EXERCISE TASK - Give back the full material, exactly as it reads.

DATA FOR PROCESSING -
>> begin
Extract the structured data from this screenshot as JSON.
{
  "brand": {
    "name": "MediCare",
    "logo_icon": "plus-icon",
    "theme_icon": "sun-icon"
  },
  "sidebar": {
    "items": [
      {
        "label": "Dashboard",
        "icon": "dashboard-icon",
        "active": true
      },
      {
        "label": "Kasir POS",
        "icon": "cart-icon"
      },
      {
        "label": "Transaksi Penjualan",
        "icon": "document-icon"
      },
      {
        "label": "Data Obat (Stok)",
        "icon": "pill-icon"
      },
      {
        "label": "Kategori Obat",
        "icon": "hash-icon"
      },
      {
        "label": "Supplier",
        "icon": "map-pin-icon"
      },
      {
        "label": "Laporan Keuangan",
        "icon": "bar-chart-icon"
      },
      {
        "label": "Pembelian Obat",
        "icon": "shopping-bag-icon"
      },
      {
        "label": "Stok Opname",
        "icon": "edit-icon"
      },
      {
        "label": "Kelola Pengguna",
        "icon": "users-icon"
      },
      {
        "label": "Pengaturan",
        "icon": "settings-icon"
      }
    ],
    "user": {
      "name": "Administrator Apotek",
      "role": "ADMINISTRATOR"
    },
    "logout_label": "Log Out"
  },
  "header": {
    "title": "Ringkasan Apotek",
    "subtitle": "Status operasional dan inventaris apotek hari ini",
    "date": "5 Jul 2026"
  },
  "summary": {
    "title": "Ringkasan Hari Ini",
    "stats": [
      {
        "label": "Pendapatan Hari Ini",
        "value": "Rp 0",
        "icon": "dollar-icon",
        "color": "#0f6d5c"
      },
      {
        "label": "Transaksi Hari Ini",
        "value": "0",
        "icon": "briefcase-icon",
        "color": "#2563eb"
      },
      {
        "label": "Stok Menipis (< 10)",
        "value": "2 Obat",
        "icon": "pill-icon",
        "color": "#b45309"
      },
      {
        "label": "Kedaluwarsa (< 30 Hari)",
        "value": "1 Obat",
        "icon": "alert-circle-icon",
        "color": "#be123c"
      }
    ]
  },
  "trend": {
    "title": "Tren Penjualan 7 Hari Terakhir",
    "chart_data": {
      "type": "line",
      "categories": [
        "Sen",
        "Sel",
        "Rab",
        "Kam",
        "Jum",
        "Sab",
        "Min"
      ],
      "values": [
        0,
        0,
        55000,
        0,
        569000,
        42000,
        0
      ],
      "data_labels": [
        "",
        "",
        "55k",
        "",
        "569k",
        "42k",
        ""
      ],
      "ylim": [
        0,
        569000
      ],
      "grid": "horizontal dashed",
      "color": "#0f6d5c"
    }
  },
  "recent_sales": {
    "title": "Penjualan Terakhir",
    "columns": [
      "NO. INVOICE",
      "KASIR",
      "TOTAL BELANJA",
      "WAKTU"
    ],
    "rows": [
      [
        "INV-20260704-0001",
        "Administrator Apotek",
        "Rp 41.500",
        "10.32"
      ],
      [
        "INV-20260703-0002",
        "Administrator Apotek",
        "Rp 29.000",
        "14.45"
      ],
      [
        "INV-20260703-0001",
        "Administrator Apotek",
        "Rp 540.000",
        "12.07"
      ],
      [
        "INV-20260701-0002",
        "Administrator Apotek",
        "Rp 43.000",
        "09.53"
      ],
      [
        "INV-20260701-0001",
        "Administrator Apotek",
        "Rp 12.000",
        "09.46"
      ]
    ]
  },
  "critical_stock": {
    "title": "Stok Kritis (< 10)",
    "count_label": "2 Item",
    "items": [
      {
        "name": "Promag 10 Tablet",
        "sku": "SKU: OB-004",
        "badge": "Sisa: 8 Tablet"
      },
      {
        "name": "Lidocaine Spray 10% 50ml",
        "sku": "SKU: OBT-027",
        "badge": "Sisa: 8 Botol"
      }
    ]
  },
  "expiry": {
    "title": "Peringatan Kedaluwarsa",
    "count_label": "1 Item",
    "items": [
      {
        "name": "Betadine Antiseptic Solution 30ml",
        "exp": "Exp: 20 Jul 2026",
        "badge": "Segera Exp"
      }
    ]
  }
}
>> end
COMPLETED EXERCISE -
Extract the structured data from this screenshot as JSON.
{
  "brand": {
    "name": "MediCare",
    "logo_icon": "plus-icon",
    "theme_icon": "sun-icon"
  },
  "sidebar": {
    "items": [
      {
        "label": "Dashboard",
        "icon": "dashboard-icon",
        "active": true
      },
      {
        "label": "Kasir POS",
        "icon": "cart-icon"
      },
      {
        "label": "Transaksi Penjualan",
        "icon": "document-icon"
      },
      {
        "label": "Data Obat (Stok)",
        "icon": "pill-icon"
      },
      {
        "label": "Kategori Obat",
        "icon": "hash-icon"
      },
      {
        "label": "Supplier",
        "icon": "map-pin-icon"
      },
      {
        "label": "Laporan Keuangan",
        "icon": "bar-chart-icon"
      },
      {
        "label": "Pembelian Obat",
        "icon": "shopping-bag-icon"
      },
      {
        "label": "Stok Opname",
        "icon": "edit-icon"
      },
      {
        "label": "Kelola Pengguna",
        "icon": "users-icon"
      },
      {
        "label": "Pengaturan",
        "icon": "settings-icon"
      }
    ],
    "user": {
      "name": "Administrator Apotek",
      "role": "ADMINISTRATOR"
    },
    "logout_label": "Log Out"
  },
  "header": {
    "title": "Ringkasan Apotek",
    "subtitle": "Status operasional dan inventaris apotek hari ini",
    "date": "5 Jul 2026"
  },
  "summary": {
    "title": "Ringkasan Hari Ini",
    "stats": [
      {
        "label": "Pendapatan Hari Ini",
        "value": "Rp 0",
        "icon": "dollar-icon",
        "color": "#0f6d5c"
      },
      {
        "label": "Transaksi Hari Ini",
        "value": "0",
        "icon": "briefcase-icon",
        "color": "#2563eb"
      },
      {
        "label": "Stok Menipis (< 10)",
        "value": "2 Obat",
        "icon": "pill-icon",
        "color": "#b45309"
      },
      {
        "label": "Kedaluwarsa (< 30 Hari)",
        "value": "1 Obat",
        "icon": "alert-circle-icon",
        "color": "#be123c"
      }
    ]
  },
  "trend": {
    "title": "Tren Penjualan 7 Hari Terakhir",
    "chart_data": {
      "type": "line",
      "categories": [
        "Sen",
        "Sel",
        "Rab",
        "Kam",
        "Jum",
        "Sab",
        "Min"
      ],
      "values": [
        0,
        0,
        55000,
        0,
        569000,
        42000,
        0
      ],
      "data_labels": [
        "",
        "",
        "55k",
        "",
        "569k",
        "42k",
        ""
      ],
      "ylim": [
        0,
        569000
      ],
      "grid": "horizontal dashed",
      "color": "#0f6d5c"
    }
  },
  "recent_sales": {
    "title": "Penjualan Terakhir",
    "columns": [
      "NO. INVOICE",
      "KASIR",
      "TOTAL BELANJA",
      "WAKTU"
    ],
    "rows": [
      [
        "INV-20260704-0001",
        "Administrator Apotek",
        "Rp 41.500",
        "10.32"
      ],
      [
        "INV-20260703-0002",
        "Administrator Apotek",
        "Rp 29.000",
        "14.45"
      ],
      [
        "INV-20260703-0001",
        "Administrator Apotek",
        "Rp 540.000",
        "12.07"
      ],
      [
        "INV-20260701-0002",
        "Administrator Apotek",
        "Rp 43.000",
        "09.53"
      ],
      [
        "INV-20260701-0001",
        "Administrator Apotek",
        "Rp 12.000",
        "09.46"
      ]
    ]
  },
  "critical_stock": {
    "title": "Stok Kritis (< 10)",
    "count_label": "2 Item",
    "items": [
      {
        "name": "Promag 10 Tablet",
        "sku": "SKU: OB-004",
        "badge": "Sisa: 8 Tablet"
      },
      {
        "name": "Lidocaine Spray 10% 50ml",
        "sku": "SKU: OBT-027",
        "badge": "Sisa: 8 Botol"
      }
    ]
  },
  "expiry": {
    "title": "Peringatan Kedaluwarsa",
    "count_label": "1 Item",
    "items": [
      {
        "name": "Betadine Antiseptic Solution 30ml",
        "exp": "Exp: 20 Jul 2026",
        "badge": "Segera Exp"
      }
    ]
  }
}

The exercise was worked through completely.